= Your assignment =
Please count how many lines below contain the word "title" and give nothing but that figure.

(Entries from a visual dataset)
◆ ◆ ◆ ◆ ◆
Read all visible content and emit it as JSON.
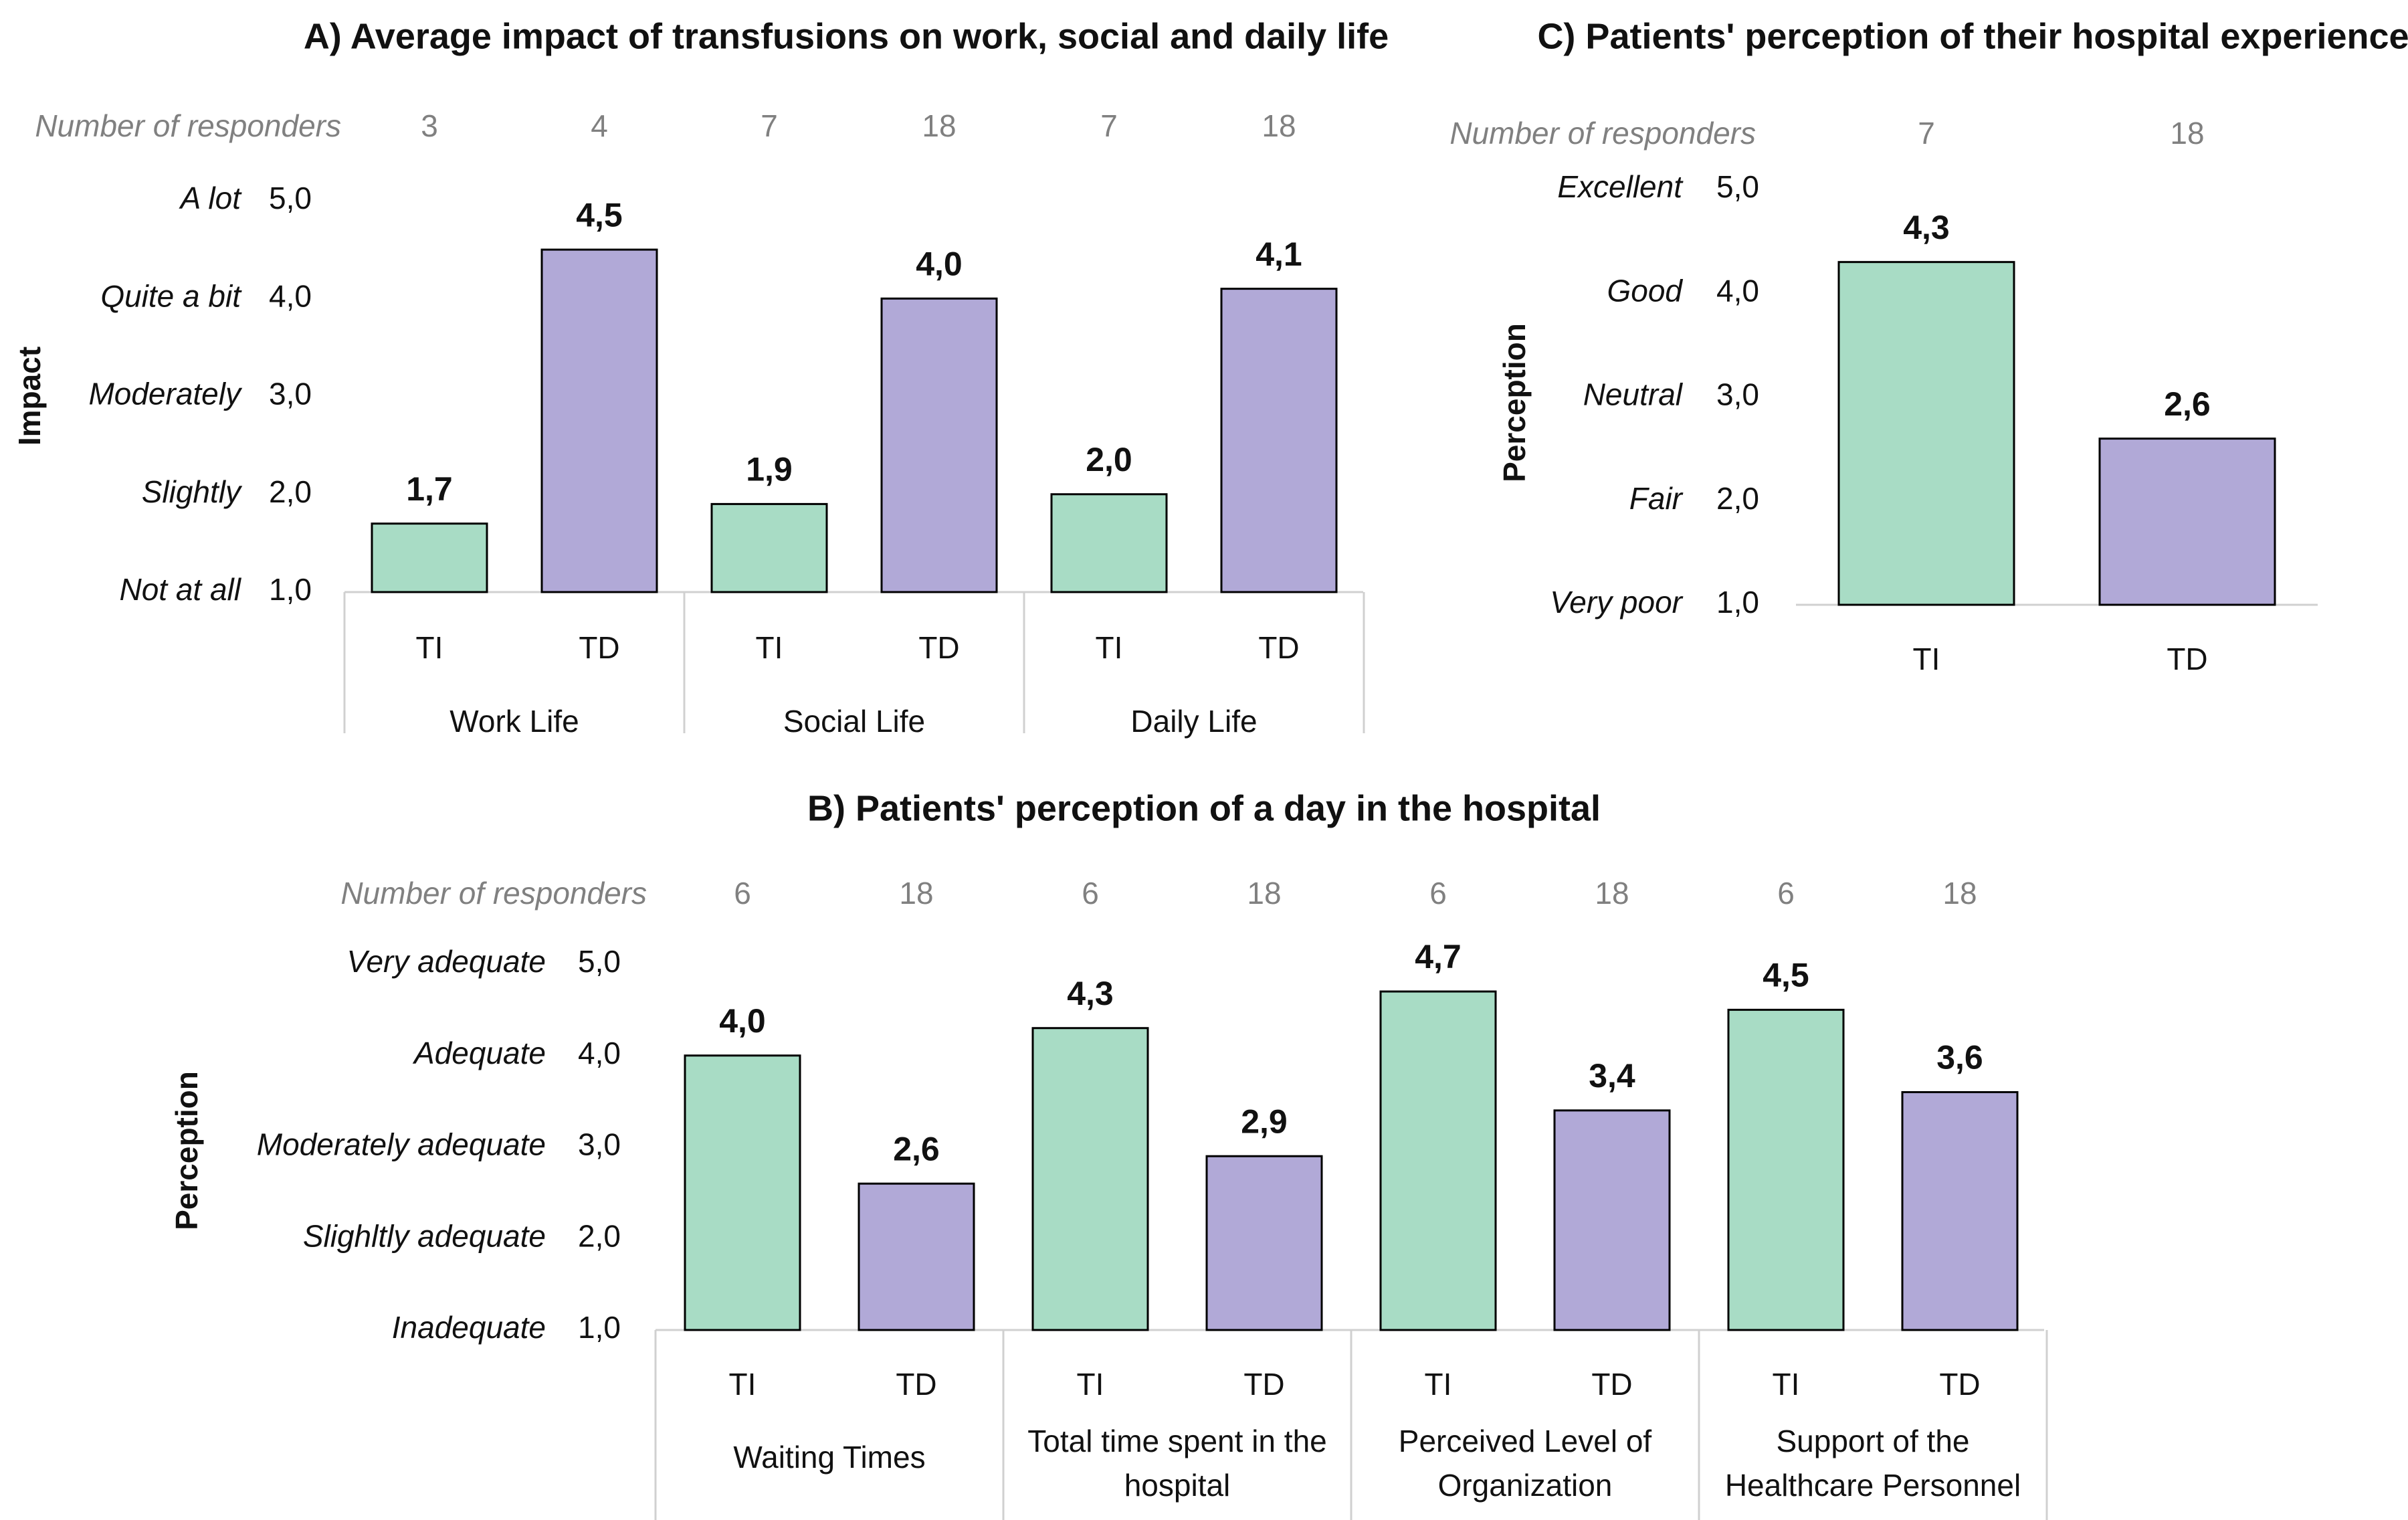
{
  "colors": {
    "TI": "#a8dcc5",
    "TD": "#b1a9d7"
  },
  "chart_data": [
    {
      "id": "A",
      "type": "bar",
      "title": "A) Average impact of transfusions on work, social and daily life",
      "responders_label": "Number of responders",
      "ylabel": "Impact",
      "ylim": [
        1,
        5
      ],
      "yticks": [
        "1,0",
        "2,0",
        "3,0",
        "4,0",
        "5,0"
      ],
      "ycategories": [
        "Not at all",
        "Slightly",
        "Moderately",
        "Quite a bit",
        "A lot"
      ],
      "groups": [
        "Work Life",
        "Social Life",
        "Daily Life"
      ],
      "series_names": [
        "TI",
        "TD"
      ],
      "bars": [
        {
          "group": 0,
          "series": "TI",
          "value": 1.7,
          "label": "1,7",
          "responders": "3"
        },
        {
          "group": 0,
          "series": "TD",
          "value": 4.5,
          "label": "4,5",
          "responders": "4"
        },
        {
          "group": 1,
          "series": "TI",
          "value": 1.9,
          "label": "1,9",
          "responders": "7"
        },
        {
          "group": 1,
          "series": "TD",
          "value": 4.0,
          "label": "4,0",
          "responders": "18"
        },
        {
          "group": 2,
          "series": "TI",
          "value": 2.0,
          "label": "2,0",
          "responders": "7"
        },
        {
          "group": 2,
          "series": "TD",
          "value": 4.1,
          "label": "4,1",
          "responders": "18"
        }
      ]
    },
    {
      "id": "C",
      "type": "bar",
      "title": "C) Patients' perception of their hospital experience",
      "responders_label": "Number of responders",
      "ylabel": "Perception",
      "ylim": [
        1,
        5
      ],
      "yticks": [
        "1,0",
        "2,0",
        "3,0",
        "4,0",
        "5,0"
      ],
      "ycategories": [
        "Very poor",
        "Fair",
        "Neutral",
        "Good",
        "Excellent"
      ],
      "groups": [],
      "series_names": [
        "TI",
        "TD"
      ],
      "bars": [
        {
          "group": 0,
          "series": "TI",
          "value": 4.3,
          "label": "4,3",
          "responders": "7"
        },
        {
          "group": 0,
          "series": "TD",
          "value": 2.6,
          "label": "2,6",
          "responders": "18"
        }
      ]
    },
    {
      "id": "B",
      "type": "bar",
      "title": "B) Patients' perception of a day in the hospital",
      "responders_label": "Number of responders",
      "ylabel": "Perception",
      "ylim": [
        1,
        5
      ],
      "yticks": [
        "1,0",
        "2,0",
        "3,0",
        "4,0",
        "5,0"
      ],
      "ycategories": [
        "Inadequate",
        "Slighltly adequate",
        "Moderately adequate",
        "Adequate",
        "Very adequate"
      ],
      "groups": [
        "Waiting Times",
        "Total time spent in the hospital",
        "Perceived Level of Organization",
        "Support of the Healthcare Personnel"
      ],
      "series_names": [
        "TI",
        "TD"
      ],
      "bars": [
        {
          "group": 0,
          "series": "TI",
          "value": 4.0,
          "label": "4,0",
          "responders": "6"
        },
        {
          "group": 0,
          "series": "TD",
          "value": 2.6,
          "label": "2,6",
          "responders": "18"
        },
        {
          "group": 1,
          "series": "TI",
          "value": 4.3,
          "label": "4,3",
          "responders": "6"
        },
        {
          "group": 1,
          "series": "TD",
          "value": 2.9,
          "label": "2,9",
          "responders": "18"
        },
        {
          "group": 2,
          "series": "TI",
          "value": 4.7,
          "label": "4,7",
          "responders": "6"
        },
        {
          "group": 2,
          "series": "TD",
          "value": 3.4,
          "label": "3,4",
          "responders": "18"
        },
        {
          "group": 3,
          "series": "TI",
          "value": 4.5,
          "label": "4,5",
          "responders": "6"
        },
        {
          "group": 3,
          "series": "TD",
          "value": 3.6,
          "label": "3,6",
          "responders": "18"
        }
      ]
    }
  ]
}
◆ ◆ ◆ ◆ ◆
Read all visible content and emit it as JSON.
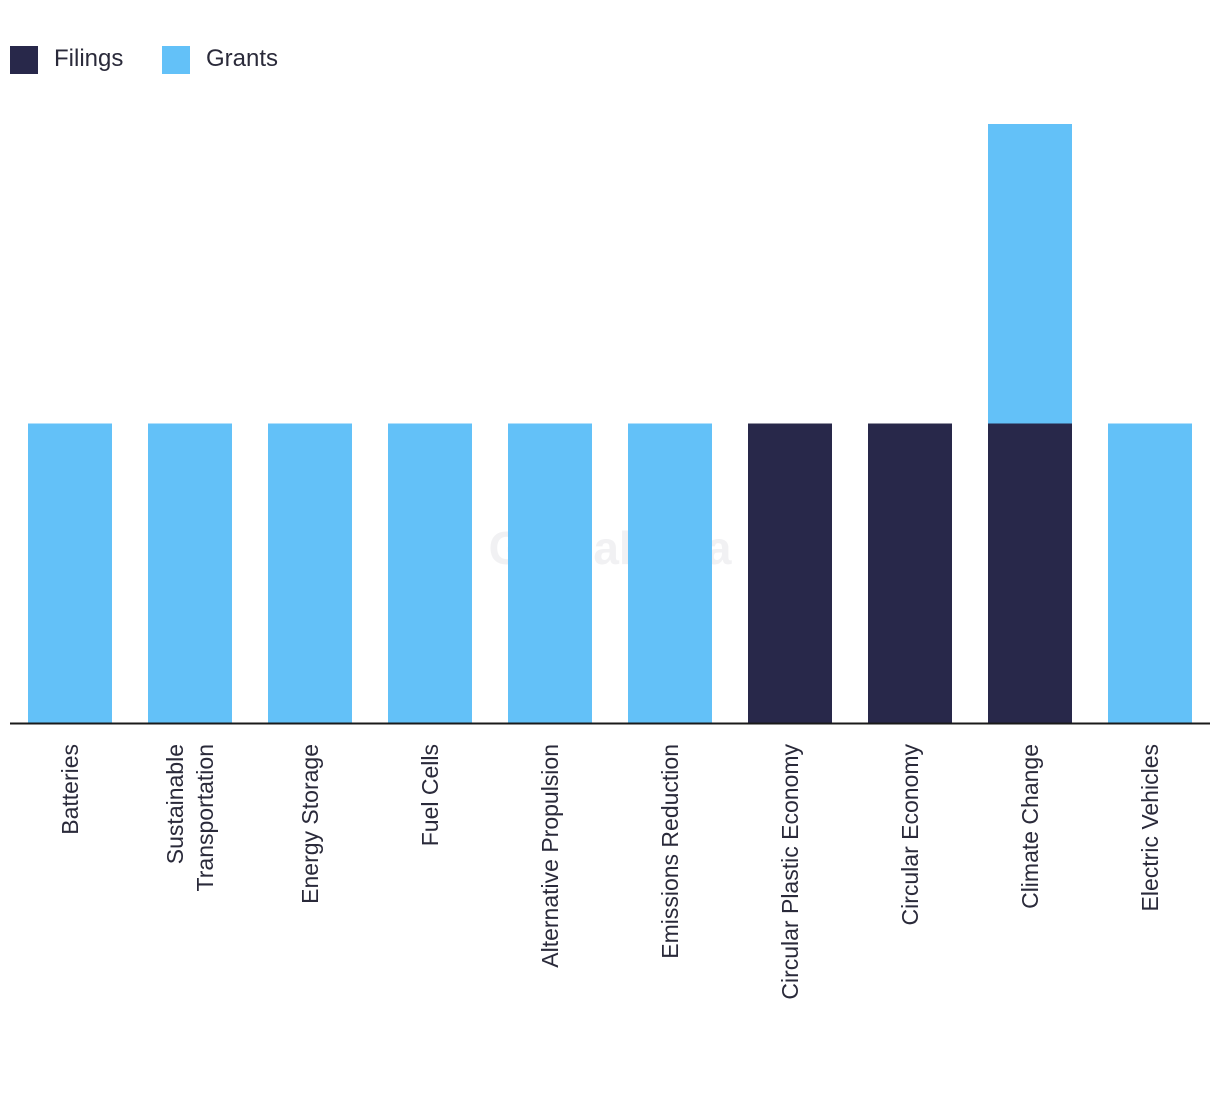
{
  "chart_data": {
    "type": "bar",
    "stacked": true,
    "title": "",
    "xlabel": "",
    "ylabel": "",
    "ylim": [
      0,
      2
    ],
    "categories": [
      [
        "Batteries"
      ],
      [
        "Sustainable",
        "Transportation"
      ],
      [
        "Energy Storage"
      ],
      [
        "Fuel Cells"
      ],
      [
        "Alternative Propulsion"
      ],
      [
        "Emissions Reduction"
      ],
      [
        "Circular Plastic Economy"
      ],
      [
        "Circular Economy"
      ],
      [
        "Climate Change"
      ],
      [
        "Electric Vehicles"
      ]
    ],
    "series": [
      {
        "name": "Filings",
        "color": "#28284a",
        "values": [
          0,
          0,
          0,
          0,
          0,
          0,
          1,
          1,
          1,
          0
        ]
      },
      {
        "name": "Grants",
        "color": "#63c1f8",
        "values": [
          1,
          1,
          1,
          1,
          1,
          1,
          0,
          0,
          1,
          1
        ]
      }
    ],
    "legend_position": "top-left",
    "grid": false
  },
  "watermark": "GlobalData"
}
◆ ◆ ◆ ◆ ◆
= Written response =
4